GIVEN REQUEST: Set down all of the data that follows word for word, without the images.

(Dataset records on visual material)
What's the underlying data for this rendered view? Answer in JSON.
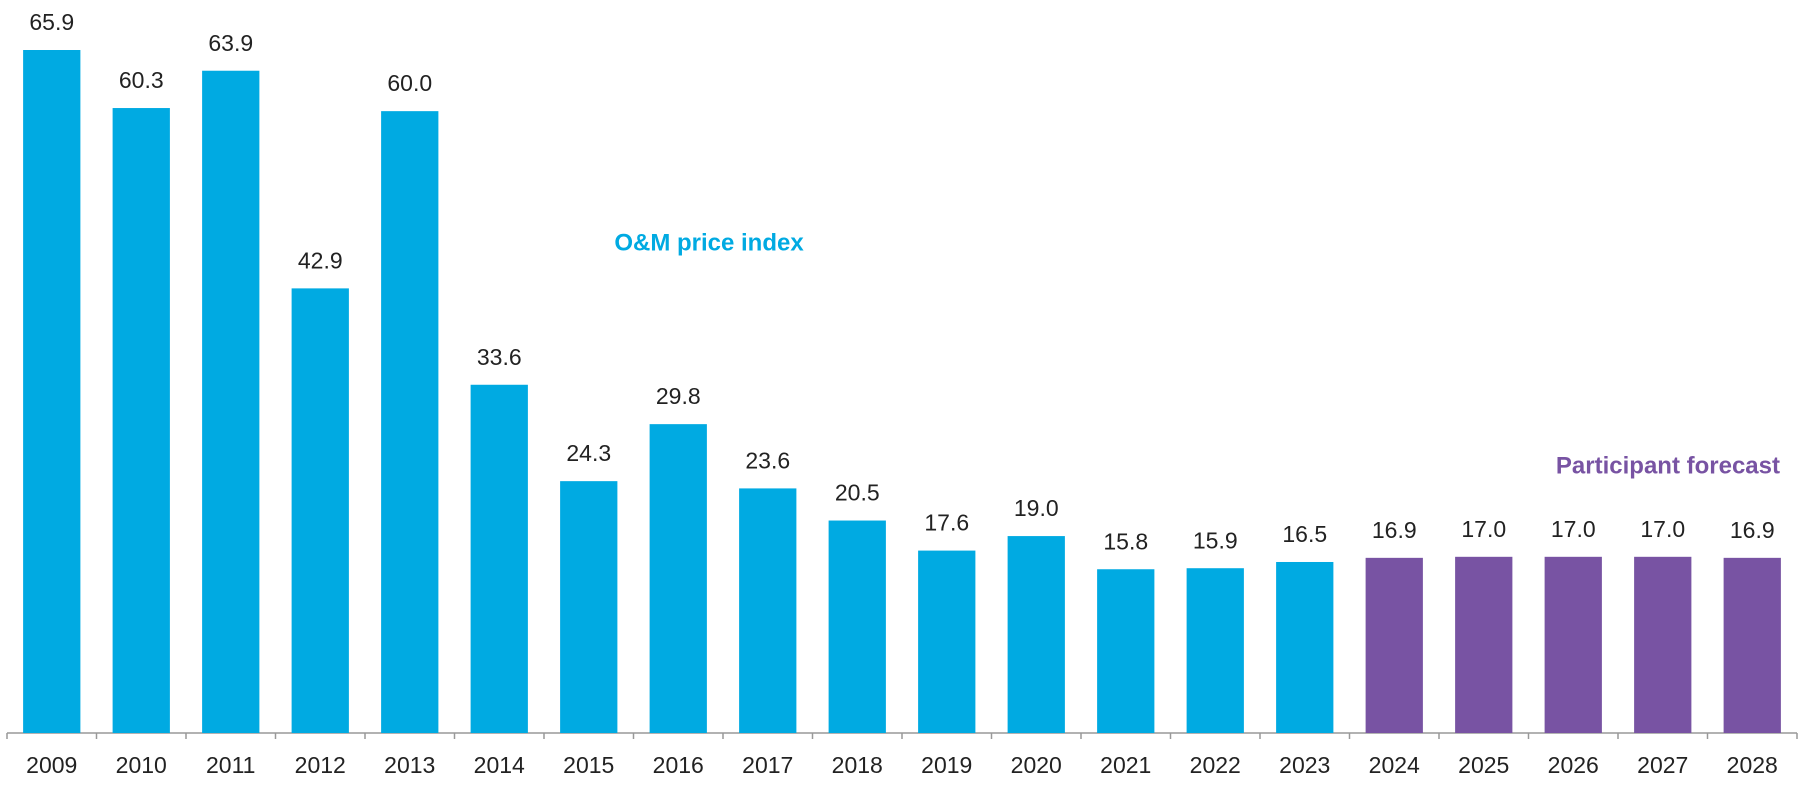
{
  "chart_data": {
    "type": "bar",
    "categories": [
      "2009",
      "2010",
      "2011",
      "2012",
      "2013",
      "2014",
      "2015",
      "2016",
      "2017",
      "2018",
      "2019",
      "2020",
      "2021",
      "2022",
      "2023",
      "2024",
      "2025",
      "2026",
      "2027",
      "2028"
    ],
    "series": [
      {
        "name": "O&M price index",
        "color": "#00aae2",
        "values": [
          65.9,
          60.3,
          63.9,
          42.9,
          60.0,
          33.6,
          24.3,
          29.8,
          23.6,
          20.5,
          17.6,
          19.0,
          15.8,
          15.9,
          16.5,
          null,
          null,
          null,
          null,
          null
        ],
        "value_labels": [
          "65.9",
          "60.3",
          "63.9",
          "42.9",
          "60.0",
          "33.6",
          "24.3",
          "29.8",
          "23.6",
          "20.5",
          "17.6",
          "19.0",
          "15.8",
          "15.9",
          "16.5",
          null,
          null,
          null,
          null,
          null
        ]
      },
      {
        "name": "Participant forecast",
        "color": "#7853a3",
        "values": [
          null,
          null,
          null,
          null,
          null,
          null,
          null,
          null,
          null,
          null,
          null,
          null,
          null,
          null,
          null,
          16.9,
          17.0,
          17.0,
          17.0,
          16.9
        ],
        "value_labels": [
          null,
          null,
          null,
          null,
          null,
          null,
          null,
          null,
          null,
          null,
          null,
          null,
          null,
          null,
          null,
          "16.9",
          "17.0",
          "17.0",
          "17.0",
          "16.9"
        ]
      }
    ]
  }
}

EXERCISE ANSWER:
What's the underlying data for this rendered view? Answer in JSON.
{
  "chart_data": {
    "type": "bar",
    "categories": [
      "2009",
      "2010",
      "2011",
      "2012",
      "2013",
      "2014",
      "2015",
      "2016",
      "2017",
      "2018",
      "2019",
      "2020",
      "2021",
      "2022",
      "2023",
      "2024",
      "2025",
      "2026",
      "2027",
      "2028"
    ],
    "series": [
      {
        "name": "O&M price index",
        "color": "#00aae2",
        "values": [
          65.9,
          60.3,
          63.9,
          42.9,
          60.0,
          33.6,
          24.3,
          29.8,
          23.6,
          20.5,
          17.6,
          19.0,
          15.8,
          15.9,
          16.5,
          null,
          null,
          null,
          null,
          null
        ],
        "value_labels": [
          "65.9",
          "60.3",
          "63.9",
          "42.9",
          "60.0",
          "33.6",
          "24.3",
          "29.8",
          "23.6",
          "20.5",
          "17.6",
          "19.0",
          "15.8",
          "15.9",
          "16.5",
          null,
          null,
          null,
          null,
          null
        ]
      },
      {
        "name": "Participant forecast",
        "color": "#7853a3",
        "values": [
          null,
          null,
          null,
          null,
          null,
          null,
          null,
          null,
          null,
          null,
          null,
          null,
          null,
          null,
          null,
          16.9,
          17.0,
          17.0,
          17.0,
          16.9
        ],
        "value_labels": [
          null,
          null,
          null,
          null,
          null,
          null,
          null,
          null,
          null,
          null,
          null,
          null,
          null,
          null,
          null,
          "16.9",
          "17.0",
          "17.0",
          "17.0",
          "16.9"
        ]
      }
    ]
  }
}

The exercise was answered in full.